───── SUPPLIED ENTRIES

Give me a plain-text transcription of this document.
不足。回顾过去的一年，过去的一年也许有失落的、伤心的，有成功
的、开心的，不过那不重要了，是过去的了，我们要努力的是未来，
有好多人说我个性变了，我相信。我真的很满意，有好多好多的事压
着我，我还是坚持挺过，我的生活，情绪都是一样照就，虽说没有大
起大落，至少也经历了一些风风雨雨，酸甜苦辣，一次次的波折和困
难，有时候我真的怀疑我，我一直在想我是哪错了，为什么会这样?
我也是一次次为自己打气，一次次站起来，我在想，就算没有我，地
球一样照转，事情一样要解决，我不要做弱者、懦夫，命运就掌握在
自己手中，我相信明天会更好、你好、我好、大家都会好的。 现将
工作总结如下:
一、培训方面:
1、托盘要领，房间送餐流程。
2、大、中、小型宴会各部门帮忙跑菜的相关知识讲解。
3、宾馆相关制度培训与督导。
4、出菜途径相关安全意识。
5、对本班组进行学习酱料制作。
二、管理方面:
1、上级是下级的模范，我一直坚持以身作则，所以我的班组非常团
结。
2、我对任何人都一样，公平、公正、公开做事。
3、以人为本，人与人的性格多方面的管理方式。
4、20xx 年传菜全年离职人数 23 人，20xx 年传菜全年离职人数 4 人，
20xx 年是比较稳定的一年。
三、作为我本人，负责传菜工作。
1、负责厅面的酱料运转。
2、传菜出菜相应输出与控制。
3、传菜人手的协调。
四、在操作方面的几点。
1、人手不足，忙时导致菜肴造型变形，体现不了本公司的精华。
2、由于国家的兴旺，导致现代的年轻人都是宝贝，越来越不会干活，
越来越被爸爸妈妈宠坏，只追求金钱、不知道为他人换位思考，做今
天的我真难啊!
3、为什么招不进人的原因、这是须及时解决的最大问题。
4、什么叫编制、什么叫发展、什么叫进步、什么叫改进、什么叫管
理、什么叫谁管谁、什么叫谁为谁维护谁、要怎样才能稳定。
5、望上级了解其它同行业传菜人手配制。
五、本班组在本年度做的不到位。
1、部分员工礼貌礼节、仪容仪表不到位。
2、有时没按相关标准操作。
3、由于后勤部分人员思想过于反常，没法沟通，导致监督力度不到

──────────

# TASK DIRECTIONS
Transcribe all entries exactly as they are given.

# OUTPUT
Give me a plain-text transcription of this document.
不足。回顾过去的一年，过去的一年也许有失落的、伤心的，有成功
的、开心的，不过那不重要了，是过去的了，我们要努力的是未来，
有好多人说我个性变了，我相信。我真的很满意，有好多好多的事压
着我，我还是坚持挺过，我的生活，情绪都是一样照就，虽说没有大
起大落，至少也经历了一些风风雨雨，酸甜苦辣，一次次的波折和困
难，有时候我真的怀疑我，我一直在想我是哪错了，为什么会这样?
我也是一次次为自己打气，一次次站起来，我在想，就算没有我，地
球一样照转，事情一样要解决，我不要做弱者、懦夫，命运就掌握在
自己手中，我相信明天会更好、你好、我好、大家都会好的。 现将
工作总结如下:
一、培训方面:
1、托盘要领，房间送餐流程。
2、大、中、小型宴会各部门帮忙跑菜的相关知识讲解。
3、宾馆相关制度培训与督导。
4、出菜途径相关安全意识。
5、对本班组进行学习酱料制作。
二、管理方面:
1、上级是下级的模范，我一直坚持以身作则，所以我的班组非常团
结。
2、我对任何人都一样，公平、公正、公开做事。
3、以人为本，人与人的性格多方面的管理方式。
4、20xx 年传菜全年离职人数 23 人，20xx 年传菜全年离职人数 4 人，
20xx 年是比较稳定的一年。
三、作为我本人，负责传菜工作。
1、负责厅面的酱料运转。
2、传菜出菜相应输出与控制。
3、传菜人手的协调。
四、在操作方面的几点。
1、人手不足，忙时导致菜肴造型变形，体现不了本公司的精华。
2、由于国家的兴旺，导致现代的年轻人都是宝贝，越来越不会干活，
越来越被爸爸妈妈宠坏，只追求金钱、不知道为他人换位思考，做今
天的我真难啊!
3、为什么招不进人的原因、这是须及时解决的最大问题。
4、什么叫编制、什么叫发展、什么叫进步、什么叫改进、什么叫管
理、什么叫谁管谁、什么叫谁为谁维护谁、要怎样才能稳定。
5、望上级了解其它同行业传菜人手配制。
五、本班组在本年度做的不到位。
1、部分员工礼貌礼节、仪容仪表不到位。
2、有时没按相关标准操作。
3、由于后勤部分人员思想过于反常，没法沟通，导致监督力度不到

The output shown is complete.